#### Entries shown:
________
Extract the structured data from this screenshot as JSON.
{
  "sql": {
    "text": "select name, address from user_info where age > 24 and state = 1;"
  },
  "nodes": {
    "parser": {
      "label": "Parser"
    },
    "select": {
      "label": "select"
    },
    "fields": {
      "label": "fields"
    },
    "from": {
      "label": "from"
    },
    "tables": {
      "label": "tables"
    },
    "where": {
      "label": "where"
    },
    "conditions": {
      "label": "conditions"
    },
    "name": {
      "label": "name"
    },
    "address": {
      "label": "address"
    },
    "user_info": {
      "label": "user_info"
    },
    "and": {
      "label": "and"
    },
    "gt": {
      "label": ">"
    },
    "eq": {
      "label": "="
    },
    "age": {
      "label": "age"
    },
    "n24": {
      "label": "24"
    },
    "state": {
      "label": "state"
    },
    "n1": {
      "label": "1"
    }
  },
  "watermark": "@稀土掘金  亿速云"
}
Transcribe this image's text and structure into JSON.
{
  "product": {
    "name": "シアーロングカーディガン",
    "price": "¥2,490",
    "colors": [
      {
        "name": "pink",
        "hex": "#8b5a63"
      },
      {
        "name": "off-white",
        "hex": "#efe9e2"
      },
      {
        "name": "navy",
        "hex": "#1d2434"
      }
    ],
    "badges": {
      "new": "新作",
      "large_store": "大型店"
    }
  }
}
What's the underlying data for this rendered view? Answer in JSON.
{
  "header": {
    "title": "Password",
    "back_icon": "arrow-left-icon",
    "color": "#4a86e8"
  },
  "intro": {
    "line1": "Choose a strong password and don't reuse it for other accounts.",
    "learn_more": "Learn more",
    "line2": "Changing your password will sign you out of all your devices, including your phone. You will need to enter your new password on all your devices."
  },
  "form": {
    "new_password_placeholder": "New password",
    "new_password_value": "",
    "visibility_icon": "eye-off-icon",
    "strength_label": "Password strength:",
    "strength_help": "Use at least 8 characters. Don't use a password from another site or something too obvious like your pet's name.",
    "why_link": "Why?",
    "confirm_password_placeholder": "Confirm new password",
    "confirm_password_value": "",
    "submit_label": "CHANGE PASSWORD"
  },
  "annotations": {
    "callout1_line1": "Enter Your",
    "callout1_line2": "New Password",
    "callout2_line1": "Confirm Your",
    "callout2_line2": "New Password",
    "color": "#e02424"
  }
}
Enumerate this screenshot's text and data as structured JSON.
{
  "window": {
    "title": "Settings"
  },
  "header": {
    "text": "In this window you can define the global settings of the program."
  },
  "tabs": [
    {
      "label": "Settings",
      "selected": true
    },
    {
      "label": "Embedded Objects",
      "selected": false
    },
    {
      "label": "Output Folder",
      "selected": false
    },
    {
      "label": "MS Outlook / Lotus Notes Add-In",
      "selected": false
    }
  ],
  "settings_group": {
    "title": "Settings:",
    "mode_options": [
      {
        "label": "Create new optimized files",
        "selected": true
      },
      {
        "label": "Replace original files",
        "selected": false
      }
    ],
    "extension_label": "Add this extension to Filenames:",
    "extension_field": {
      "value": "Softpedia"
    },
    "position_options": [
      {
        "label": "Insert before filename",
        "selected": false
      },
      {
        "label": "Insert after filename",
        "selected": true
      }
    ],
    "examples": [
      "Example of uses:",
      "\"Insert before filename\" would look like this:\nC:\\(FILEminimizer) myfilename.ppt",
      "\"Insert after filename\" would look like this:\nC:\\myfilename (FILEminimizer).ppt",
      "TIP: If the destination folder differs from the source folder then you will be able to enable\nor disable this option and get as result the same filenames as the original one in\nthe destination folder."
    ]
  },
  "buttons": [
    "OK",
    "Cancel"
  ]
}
________
#### Problem details:
Print the material verbatim, all of it.

#### Response to this exercise:
Extract the structured data from this screenshot as JSON.
{
  "sql": {
    "text": "select name, address from user_info where age > 24 and state = 1;"
  },
  "nodes": {
    "parser": {
      "label": "Parser"
    },
    "select": {
      "label": "select"
    },
    "fields": {
      "label": "fields"
    },
    "from": {
      "label": "from"
    },
    "tables": {
      "label": "tables"
    },
    "where": {
      "label": "where"
    },
    "conditions": {
      "label": "conditions"
    },
    "name": {
      "label": "name"
    },
    "address": {
      "label": "address"
    },
    "user_info": {
      "label": "user_info"
    },
    "and": {
      "label": "and"
    },
    "gt": {
      "label": ">"
    },
    "eq": {
      "label": "="
    },
    "age": {
      "label": "age"
    },
    "n24": {
      "label": "24"
    },
    "state": {
      "label": "state"
    },
    "n1": {
      "label": "1"
    }
  },
  "watermark": "@稀土掘金  亿速云"
}
Transcribe this image's text and structure into JSON.
{
  "product": {
    "name": "シアーロングカーディガン",
    "price": "¥2,490",
    "colors": [
      {
        "name": "pink",
        "hex": "#8b5a63"
      },
      {
        "name": "off-white",
        "hex": "#efe9e2"
      },
      {
        "name": "navy",
        "hex": "#1d2434"
      }
    ],
    "badges": {
      "new": "新作",
      "large_store": "大型店"
    }
  }
}
What's the underlying data for this rendered view? Answer in JSON.
{
  "header": {
    "title": "Password",
    "back_icon": "arrow-left-icon",
    "color": "#4a86e8"
  },
  "intro": {
    "line1": "Choose a strong password and don't reuse it for other accounts.",
    "learn_more": "Learn more",
    "line2": "Changing your password will sign you out of all your devices, including your phone. You will need to enter your new password on all your devices."
  },
  "form": {
    "new_password_placeholder": "New password",
    "new_password_value": "",
    "visibility_icon": "eye-off-icon",
    "strength_label": "Password strength:",
    "strength_help": "Use at least 8 characters. Don't use a password from another site or something too obvious like your pet's name.",
    "why_link": "Why?",
    "confirm_password_placeholder": "Confirm new password",
    "confirm_password_value": "",
    "submit_label": "CHANGE PASSWORD"
  },
  "annotations": {
    "callout1_line1": "Enter Your",
    "callout1_line2": "New Password",
    "callout2_line1": "Confirm Your",
    "callout2_line2": "New Password",
    "color": "#e02424"
  }
}
Enumerate this screenshot's text and data as structured JSON.
{
  "window": {
    "title": "Settings"
  },
  "header": {
    "text": "In this window you can define the global settings of the program."
  },
  "tabs": [
    {
      "label": "Settings",
      "selected": true
    },
    {
      "label": "Embedded Objects",
      "selected": false
    },
    {
      "label": "Output Folder",
      "selected": false
    },
    {
      "label": "MS Outlook / Lotus Notes Add-In",
      "selected": false
    }
  ],
  "settings_group": {
    "title": "Settings:",
    "mode_options": [
      {
        "label": "Create new optimized files",
        "selected": true
      },
      {
        "label": "Replace original files",
        "selected": false
      }
    ],
    "extension_label": "Add this extension to Filenames:",
    "extension_field": {
      "value": "Softpedia"
    },
    "position_options": [
      {
        "label": "Insert before filename",
        "selected": false
      },
      {
        "label": "Insert after filename",
        "selected": true
      }
    ],
    "examples": [
      "Example of uses:",
      "\"Insert before filename\" would look like this:\nC:\\(FILEminimizer) myfilename.ppt",
      "\"Insert after filename\" would look like this:\nC:\\myfilename (FILEminimizer).ppt",
      "TIP: If the destination folder differs from the source folder then you will be able to enable\nor disable this option and get as result the same filenames as the original one in\nthe destination folder."
    ]
  },
  "buttons": [
    "OK",
    "Cancel"
  ]
}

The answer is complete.